**Given task:**
Emit only the lines from the line containing "Serialize everything readable" through the last line of the entries, unchanged.

**The records:**

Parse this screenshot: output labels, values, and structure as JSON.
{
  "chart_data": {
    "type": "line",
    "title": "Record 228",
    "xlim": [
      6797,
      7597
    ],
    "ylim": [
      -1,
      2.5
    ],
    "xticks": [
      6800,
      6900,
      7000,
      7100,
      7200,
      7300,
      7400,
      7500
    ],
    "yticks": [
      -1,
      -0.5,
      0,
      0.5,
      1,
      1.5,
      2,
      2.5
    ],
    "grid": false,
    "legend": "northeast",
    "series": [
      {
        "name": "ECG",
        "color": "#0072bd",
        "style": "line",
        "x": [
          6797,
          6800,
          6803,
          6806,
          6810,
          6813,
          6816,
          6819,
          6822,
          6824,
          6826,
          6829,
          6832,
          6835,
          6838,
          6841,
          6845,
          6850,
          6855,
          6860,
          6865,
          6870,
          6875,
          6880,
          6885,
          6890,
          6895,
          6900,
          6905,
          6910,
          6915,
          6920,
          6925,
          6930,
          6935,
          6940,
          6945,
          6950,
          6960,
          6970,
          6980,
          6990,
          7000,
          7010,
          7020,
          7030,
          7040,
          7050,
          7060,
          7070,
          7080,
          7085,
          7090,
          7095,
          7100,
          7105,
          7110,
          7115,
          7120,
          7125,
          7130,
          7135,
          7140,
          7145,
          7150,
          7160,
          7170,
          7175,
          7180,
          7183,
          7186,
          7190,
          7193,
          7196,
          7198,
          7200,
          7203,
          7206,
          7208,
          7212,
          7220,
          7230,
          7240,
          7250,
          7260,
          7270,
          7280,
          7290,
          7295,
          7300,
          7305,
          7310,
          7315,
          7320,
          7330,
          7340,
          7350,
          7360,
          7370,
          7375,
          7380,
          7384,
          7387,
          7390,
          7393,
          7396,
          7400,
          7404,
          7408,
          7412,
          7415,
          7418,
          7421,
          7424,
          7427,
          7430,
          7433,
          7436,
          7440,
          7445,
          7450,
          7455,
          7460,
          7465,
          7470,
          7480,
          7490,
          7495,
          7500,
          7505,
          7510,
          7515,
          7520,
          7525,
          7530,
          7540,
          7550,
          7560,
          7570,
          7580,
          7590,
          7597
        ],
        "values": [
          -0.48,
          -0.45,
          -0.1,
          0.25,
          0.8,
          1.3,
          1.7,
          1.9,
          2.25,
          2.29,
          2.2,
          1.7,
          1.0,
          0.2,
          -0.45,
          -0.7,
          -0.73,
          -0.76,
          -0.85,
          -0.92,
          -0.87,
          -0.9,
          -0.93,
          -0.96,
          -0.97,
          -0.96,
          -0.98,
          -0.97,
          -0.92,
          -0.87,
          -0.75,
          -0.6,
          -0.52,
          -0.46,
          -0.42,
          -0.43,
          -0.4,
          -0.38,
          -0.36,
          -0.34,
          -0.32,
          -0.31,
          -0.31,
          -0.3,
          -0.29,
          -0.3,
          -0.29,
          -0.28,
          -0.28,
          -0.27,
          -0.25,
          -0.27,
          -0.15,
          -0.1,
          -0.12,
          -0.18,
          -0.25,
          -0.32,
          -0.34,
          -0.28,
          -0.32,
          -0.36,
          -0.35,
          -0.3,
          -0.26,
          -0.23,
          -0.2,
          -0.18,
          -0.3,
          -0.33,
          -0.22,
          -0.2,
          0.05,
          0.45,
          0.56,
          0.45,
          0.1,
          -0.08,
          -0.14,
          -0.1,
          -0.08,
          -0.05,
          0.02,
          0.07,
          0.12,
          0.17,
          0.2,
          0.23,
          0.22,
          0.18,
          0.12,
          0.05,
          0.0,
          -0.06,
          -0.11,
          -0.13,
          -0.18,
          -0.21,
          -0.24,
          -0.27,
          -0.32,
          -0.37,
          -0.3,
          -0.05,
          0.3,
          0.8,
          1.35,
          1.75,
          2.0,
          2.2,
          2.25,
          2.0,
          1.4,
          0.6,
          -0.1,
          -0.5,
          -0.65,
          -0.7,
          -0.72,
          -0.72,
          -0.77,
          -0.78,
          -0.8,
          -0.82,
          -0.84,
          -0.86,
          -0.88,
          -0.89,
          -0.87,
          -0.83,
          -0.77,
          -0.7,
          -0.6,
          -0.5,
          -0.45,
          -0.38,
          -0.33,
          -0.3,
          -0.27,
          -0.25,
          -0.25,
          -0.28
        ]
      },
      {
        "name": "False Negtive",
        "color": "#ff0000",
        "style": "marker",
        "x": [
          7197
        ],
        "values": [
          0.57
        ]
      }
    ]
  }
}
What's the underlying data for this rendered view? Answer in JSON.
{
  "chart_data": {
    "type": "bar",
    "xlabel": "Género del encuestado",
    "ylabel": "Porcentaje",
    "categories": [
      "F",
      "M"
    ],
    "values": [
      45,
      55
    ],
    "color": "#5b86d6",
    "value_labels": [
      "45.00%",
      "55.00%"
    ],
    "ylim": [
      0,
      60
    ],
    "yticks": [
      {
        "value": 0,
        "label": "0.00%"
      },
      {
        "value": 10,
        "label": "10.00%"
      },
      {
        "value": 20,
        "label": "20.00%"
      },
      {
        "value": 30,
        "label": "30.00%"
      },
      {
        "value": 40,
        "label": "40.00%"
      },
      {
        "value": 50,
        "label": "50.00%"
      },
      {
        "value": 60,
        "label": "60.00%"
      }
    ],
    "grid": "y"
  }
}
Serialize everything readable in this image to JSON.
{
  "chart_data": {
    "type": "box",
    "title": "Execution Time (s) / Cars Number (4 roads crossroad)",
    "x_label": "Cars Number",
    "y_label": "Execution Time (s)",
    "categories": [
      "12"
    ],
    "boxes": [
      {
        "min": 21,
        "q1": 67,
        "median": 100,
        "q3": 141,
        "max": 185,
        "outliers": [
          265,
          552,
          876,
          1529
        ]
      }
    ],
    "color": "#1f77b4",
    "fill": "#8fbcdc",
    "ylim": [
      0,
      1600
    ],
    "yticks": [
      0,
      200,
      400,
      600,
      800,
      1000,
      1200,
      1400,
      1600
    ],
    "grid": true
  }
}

**Final answer:**
Serialize everything readable in this image to JSON.
{
  "chart_data": {
    "type": "box",
    "title": "Execution Time (s) / Cars Number (4 roads crossroad)",
    "x_label": "Cars Number",
    "y_label": "Execution Time (s)",
    "categories": [
      "12"
    ],
    "boxes": [
      {
        "min": 21,
        "q1": 67,
        "median": 100,
        "q3": 141,
        "max": 185,
        "outliers": [
          265,
          552,
          876,
          1529
        ]
      }
    ],
    "color": "#1f77b4",
    "fill": "#8fbcdc",
    "ylim": [
      0,
      1600
    ],
    "yticks": [
      0,
      200,
      400,
      600,
      800,
      1000,
      1200,
      1400,
      1600
    ],
    "grid": true
  }
}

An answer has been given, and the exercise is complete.